* **Aim**:
Search the data below for the word "limit" and copy each line that holds it.

=== Rows ===

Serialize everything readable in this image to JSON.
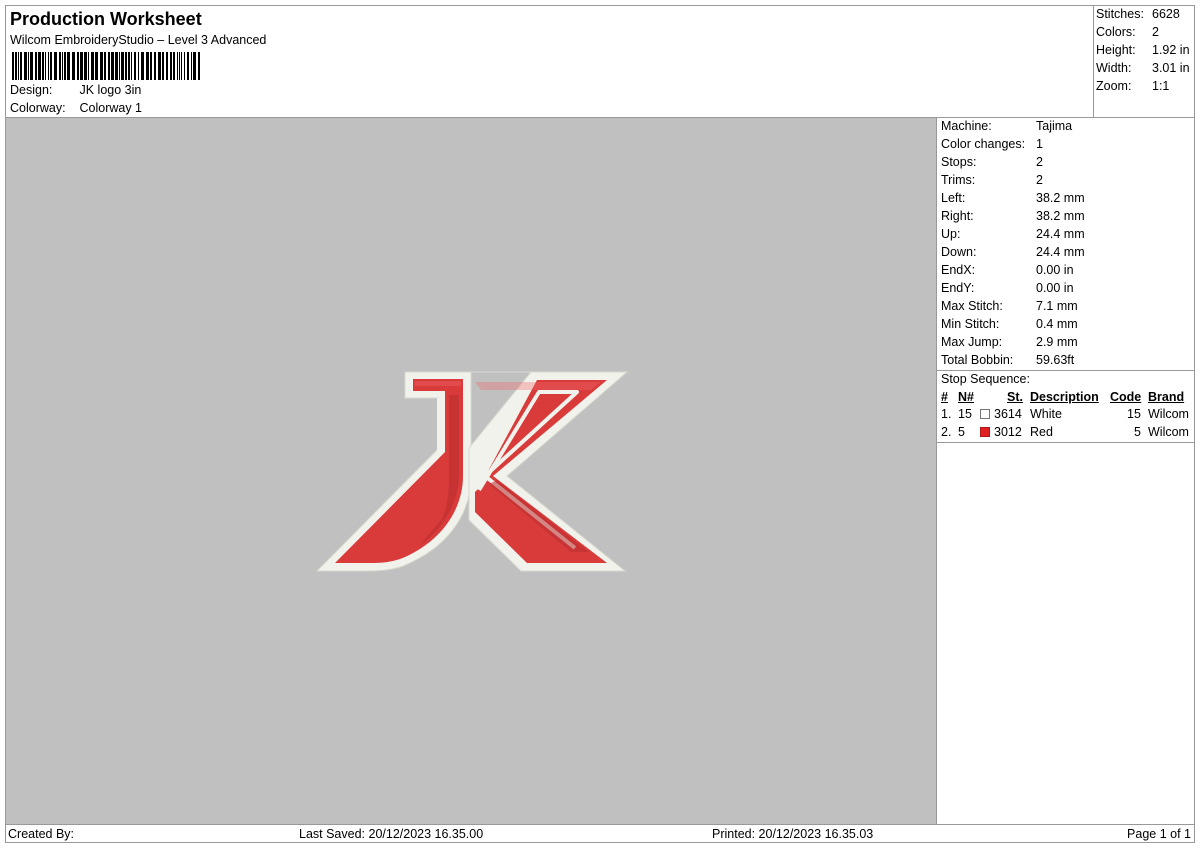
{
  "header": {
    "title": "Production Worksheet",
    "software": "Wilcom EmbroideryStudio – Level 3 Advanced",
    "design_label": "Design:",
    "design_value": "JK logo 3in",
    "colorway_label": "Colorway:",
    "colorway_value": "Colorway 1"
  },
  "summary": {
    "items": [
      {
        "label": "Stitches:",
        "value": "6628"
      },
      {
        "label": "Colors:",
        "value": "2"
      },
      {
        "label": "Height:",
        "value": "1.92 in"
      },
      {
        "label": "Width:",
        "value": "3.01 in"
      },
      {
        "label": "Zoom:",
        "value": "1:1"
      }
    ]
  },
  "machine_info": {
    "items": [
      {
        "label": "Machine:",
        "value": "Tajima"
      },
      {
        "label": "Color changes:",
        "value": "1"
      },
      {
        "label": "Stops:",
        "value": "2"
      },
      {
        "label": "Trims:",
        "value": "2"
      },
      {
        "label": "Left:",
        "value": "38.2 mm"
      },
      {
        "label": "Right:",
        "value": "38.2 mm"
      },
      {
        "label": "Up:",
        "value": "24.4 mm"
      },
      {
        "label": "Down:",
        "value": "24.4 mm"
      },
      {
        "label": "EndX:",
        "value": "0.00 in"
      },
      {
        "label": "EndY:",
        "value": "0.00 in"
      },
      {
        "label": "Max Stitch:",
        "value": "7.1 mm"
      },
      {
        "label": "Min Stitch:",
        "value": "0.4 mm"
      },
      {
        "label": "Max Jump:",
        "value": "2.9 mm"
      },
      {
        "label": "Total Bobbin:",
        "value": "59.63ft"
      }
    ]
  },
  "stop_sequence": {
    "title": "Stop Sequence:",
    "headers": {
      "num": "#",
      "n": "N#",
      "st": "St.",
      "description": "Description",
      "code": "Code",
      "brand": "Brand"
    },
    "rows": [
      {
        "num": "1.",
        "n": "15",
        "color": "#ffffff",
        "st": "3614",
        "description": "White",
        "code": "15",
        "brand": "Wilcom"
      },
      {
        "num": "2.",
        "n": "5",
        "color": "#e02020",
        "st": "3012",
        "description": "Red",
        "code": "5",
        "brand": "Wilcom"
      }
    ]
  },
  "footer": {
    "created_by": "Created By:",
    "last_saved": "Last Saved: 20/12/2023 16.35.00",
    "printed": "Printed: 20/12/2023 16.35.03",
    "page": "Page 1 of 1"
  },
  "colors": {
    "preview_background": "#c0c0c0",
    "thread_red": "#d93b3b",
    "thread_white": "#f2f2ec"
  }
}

===
=== Rows ===

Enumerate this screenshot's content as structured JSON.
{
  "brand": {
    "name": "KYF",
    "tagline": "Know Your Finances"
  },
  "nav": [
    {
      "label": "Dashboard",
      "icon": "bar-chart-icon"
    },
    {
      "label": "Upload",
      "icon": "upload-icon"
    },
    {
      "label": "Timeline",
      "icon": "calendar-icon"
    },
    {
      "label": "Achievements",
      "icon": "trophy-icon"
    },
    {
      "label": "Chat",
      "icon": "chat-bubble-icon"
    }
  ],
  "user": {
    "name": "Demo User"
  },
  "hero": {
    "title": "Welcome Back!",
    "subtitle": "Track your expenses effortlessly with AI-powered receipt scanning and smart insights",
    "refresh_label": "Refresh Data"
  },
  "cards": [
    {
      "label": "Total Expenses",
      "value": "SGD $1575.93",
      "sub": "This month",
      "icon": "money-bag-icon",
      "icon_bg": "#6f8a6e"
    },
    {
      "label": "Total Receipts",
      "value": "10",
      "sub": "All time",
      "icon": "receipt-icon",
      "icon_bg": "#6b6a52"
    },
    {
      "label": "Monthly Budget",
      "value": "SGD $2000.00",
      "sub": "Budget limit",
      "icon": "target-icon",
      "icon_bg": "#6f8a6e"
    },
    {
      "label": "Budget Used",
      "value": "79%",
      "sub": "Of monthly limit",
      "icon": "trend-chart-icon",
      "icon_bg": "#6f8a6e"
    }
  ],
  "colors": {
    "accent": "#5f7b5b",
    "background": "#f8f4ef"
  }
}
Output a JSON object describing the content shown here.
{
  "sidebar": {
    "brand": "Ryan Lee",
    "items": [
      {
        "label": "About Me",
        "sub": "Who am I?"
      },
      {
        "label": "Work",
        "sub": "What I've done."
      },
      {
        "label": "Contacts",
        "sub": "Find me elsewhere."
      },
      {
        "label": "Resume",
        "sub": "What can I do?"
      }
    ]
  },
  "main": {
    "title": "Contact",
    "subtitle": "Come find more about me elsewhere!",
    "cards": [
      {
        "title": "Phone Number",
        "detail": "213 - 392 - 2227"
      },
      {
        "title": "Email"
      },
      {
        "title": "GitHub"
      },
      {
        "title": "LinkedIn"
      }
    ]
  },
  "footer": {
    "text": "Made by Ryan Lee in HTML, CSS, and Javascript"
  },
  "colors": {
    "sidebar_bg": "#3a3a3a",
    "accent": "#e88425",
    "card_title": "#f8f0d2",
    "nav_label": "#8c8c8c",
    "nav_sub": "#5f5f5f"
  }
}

===

* **Expected answer**:
      "sub": "Budget limit",
      "sub": "Of monthly limit",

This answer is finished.